**What the exercise asks**
From the entries below, count the lines with "Hermosillo". Write only the count.

──────────────────────────────

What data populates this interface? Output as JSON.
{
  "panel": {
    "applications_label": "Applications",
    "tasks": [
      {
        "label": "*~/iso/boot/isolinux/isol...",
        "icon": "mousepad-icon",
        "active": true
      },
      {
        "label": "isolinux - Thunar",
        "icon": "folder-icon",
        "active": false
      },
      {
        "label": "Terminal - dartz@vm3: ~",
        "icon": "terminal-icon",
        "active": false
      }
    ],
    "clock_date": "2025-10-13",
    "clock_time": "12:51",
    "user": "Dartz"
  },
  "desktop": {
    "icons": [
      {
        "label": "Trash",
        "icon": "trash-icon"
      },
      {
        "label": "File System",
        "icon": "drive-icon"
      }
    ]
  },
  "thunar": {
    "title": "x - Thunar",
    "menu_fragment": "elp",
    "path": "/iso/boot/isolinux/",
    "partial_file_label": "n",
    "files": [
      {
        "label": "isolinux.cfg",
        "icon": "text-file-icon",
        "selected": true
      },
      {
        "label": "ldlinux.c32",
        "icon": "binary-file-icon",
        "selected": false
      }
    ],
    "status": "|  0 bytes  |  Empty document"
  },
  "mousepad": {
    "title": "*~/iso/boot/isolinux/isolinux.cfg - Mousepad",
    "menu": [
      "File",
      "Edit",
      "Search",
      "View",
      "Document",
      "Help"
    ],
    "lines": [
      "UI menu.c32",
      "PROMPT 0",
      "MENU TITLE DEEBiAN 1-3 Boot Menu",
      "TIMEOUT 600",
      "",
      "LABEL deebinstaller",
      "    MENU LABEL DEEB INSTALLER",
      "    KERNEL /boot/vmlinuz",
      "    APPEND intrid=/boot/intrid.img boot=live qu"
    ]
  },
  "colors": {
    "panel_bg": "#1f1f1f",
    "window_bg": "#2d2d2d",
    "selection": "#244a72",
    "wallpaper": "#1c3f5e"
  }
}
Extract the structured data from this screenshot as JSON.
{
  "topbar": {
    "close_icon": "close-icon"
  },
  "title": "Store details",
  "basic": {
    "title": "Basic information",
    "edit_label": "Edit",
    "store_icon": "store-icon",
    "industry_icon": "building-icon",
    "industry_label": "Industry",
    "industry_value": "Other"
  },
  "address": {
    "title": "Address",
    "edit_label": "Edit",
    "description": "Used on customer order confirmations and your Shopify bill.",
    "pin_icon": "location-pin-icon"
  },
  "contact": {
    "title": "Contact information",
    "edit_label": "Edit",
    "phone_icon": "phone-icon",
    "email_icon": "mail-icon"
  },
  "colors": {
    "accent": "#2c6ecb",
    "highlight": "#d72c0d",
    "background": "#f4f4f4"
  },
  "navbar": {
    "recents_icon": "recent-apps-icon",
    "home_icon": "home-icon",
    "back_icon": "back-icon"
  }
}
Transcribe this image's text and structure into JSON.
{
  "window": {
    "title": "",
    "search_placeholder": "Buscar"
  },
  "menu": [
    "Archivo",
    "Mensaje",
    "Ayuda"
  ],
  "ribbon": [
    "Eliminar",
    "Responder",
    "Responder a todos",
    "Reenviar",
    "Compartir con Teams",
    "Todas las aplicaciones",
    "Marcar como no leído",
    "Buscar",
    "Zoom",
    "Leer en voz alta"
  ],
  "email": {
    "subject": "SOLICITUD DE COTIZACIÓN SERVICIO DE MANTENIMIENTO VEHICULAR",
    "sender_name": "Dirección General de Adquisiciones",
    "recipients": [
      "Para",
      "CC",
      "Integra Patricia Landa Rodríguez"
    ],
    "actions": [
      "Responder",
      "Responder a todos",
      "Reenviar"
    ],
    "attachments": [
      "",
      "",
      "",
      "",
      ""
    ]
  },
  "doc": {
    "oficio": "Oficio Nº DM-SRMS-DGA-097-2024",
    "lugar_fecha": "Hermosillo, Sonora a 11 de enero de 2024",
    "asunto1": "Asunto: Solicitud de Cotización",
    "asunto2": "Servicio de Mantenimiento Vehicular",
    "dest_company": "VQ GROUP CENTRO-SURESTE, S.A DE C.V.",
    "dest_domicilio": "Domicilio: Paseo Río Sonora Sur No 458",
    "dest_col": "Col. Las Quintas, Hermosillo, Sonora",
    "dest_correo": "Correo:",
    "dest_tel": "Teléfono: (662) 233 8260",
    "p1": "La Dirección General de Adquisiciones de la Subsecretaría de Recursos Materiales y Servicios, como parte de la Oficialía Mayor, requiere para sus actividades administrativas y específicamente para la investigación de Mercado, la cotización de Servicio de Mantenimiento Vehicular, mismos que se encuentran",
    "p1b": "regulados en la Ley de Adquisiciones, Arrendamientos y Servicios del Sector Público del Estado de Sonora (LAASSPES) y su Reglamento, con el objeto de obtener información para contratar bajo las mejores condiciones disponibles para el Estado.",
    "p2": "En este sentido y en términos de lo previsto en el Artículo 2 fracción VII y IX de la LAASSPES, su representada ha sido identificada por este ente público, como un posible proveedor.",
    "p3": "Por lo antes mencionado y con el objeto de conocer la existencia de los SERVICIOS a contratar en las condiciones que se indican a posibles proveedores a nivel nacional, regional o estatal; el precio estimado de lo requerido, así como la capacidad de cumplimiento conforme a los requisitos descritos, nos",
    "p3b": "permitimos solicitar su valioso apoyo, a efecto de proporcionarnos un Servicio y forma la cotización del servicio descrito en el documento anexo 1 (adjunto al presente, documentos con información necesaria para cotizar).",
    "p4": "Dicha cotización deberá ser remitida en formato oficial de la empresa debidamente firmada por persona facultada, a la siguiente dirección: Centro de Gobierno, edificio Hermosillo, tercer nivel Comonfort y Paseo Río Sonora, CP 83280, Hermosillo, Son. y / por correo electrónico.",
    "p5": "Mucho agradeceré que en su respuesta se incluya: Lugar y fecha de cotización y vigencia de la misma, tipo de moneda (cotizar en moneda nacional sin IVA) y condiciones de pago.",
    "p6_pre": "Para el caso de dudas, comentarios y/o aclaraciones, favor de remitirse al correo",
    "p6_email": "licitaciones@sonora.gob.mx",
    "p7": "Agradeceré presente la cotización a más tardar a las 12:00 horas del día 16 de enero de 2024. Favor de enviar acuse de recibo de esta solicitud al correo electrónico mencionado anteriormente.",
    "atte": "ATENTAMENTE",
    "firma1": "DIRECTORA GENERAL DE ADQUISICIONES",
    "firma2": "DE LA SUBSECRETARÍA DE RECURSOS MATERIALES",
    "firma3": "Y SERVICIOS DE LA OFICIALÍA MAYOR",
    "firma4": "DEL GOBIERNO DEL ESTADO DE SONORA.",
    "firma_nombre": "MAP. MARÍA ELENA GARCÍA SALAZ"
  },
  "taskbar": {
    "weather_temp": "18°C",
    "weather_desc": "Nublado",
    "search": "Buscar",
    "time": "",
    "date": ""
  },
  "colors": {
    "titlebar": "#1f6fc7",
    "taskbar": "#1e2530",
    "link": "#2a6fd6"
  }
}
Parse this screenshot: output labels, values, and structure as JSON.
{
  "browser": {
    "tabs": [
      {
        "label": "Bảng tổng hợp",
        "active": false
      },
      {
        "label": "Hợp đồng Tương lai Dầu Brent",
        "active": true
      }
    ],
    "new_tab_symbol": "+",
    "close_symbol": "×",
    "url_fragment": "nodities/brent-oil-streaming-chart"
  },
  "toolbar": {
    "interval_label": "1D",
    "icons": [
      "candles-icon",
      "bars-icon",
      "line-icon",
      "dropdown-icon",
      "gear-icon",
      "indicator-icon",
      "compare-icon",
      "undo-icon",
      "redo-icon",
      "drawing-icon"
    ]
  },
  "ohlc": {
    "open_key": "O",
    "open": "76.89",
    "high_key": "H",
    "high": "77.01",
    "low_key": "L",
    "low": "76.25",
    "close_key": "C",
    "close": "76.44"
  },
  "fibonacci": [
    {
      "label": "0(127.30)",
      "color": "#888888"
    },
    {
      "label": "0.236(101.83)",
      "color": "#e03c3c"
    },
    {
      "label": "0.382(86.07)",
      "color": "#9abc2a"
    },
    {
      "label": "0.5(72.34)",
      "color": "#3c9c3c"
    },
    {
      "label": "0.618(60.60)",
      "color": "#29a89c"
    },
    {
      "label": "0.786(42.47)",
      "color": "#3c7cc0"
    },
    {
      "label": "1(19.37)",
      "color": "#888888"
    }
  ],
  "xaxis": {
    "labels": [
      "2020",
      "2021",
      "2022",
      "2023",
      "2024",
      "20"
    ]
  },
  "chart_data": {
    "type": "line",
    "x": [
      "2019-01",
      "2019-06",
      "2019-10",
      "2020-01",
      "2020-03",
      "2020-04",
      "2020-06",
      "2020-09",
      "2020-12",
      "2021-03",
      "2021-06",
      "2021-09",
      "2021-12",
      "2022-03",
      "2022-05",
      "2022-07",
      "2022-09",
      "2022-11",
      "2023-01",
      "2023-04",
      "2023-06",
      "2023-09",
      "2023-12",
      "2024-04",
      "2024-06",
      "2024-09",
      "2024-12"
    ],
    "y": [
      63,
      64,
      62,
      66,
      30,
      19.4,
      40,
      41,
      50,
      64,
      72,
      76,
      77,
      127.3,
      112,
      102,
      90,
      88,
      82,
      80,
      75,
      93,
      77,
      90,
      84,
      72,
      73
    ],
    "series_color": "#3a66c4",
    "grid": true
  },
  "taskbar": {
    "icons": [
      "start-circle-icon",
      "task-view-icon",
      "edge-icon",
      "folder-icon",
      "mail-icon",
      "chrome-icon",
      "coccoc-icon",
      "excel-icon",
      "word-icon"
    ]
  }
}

──────────────────────────────

**Result for this task**
3